▸ WRITTEN EXERCISE: Pictures stay out; everything else in the records below is copied exactly.

▸ RECORDS SUPPLIED:
+ + + +
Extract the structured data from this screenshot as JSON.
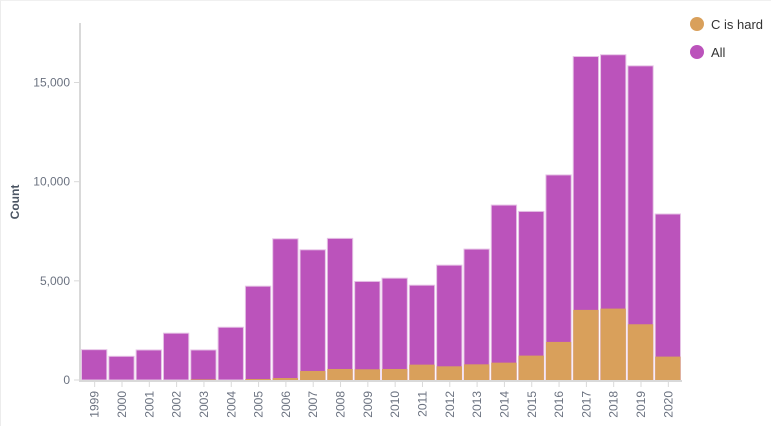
{
  "chart_data": {
    "type": "bar",
    "title": "",
    "xlabel": "",
    "ylabel": "Count",
    "ylim": [
      0,
      18000
    ],
    "yticks": [
      0,
      5000,
      10000,
      15000
    ],
    "ytick_labels": [
      "0",
      "5,000",
      "10,000",
      "15,000"
    ],
    "grid": false,
    "legend_position": "top-right",
    "categories": [
      "1999",
      "2000",
      "2001",
      "2002",
      "2003",
      "2004",
      "2005",
      "2006",
      "2007",
      "2008",
      "2009",
      "2010",
      "2011",
      "2012",
      "2013",
      "2014",
      "2015",
      "2016",
      "2017",
      "2018",
      "2019",
      "2020"
    ],
    "series": [
      {
        "name": "All",
        "color": "#bb53bb",
        "values": [
          1530,
          1195,
          1515,
          2360,
          1515,
          2660,
          4730,
          7120,
          6565,
          7140,
          4970,
          5135,
          4780,
          5790,
          6600,
          8820,
          8500,
          10340,
          16310,
          16400,
          15840,
          8370
        ]
      },
      {
        "name": "C is hard",
        "color": "#d9a05b",
        "values": [
          0,
          0,
          0,
          0,
          30,
          0,
          50,
          100,
          455,
          555,
          540,
          555,
          775,
          690,
          790,
          875,
          1230,
          1920,
          3535,
          3600,
          2810,
          1180
        ]
      }
    ],
    "legend": [
      "C is hard",
      "All"
    ]
  }
}
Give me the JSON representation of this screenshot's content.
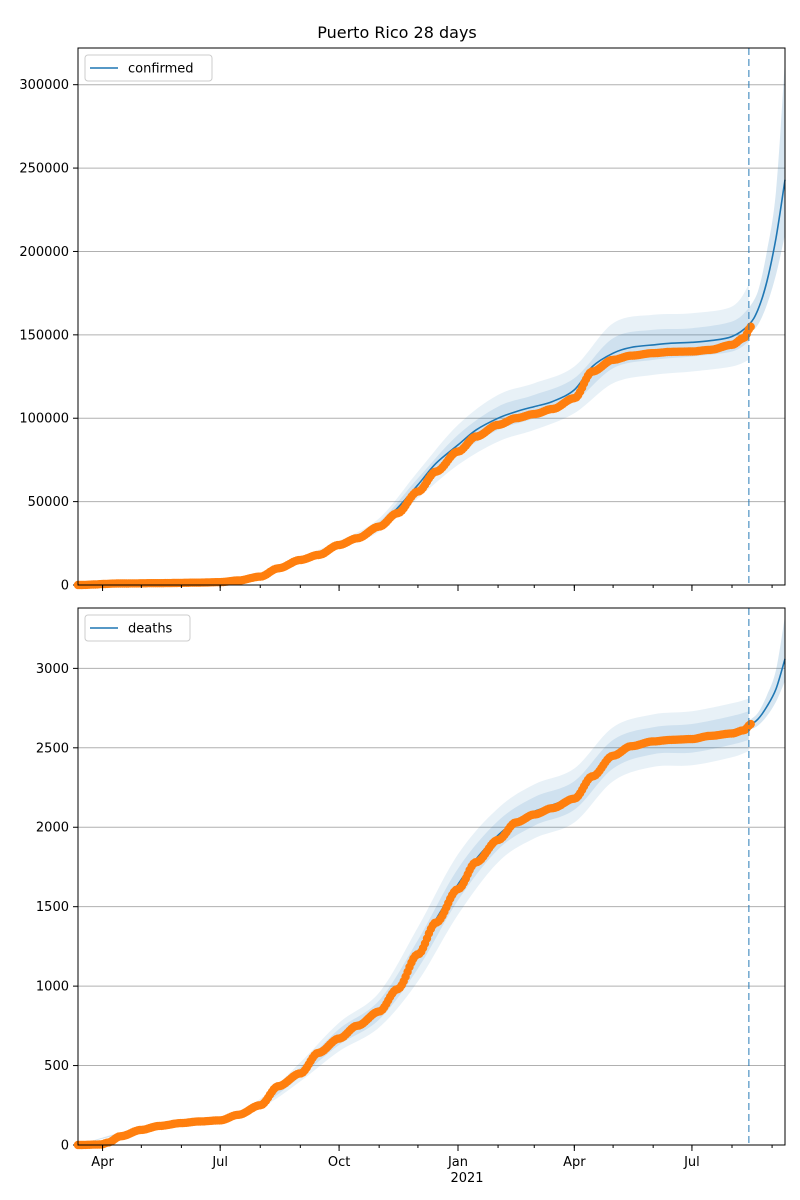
+ + + +
▸ THE SOLUTION:
Extract the structured data from this screenshot as JSON.
{
  "chart_data": {
    "type": "bar",
    "title": "",
    "xlabel": "",
    "ylabel": "Count",
    "ylim": [
      0,
      18000
    ],
    "yticks": [
      0,
      5000,
      10000,
      15000
    ],
    "ytick_labels": [
      "0",
      "5,000",
      "10,000",
      "15,000"
    ],
    "grid": false,
    "legend_position": "top-right",
    "categories": [
      "1999",
      "2000",
      "2001",
      "2002",
      "2003",
      "2004",
      "2005",
      "2006",
      "2007",
      "2008",
      "2009",
      "2010",
      "2011",
      "2012",
      "2013",
      "2014",
      "2015",
      "2016",
      "2017",
      "2018",
      "2019",
      "2020"
    ],
    "series": [
      {
        "name": "All",
        "color": "#bb53bb",
        "values": [
          1530,
          1195,
          1515,
          2360,
          1515,
          2660,
          4730,
          7120,
          6565,
          7140,
          4970,
          5135,
          4780,
          5790,
          6600,
          8820,
          8500,
          10340,
          16310,
          16400,
          15840,
          8370
        ]
      },
      {
        "name": "C is hard",
        "color": "#d9a05b",
        "values": [
          0,
          0,
          0,
          0,
          30,
          0,
          50,
          100,
          455,
          555,
          540,
          555,
          775,
          690,
          790,
          875,
          1230,
          1920,
          3535,
          3600,
          2810,
          1180
        ]
      }
    ],
    "legend": [
      "C is hard",
      "All"
    ]
  }
}
Give me the JSON representation of this screenshot's content.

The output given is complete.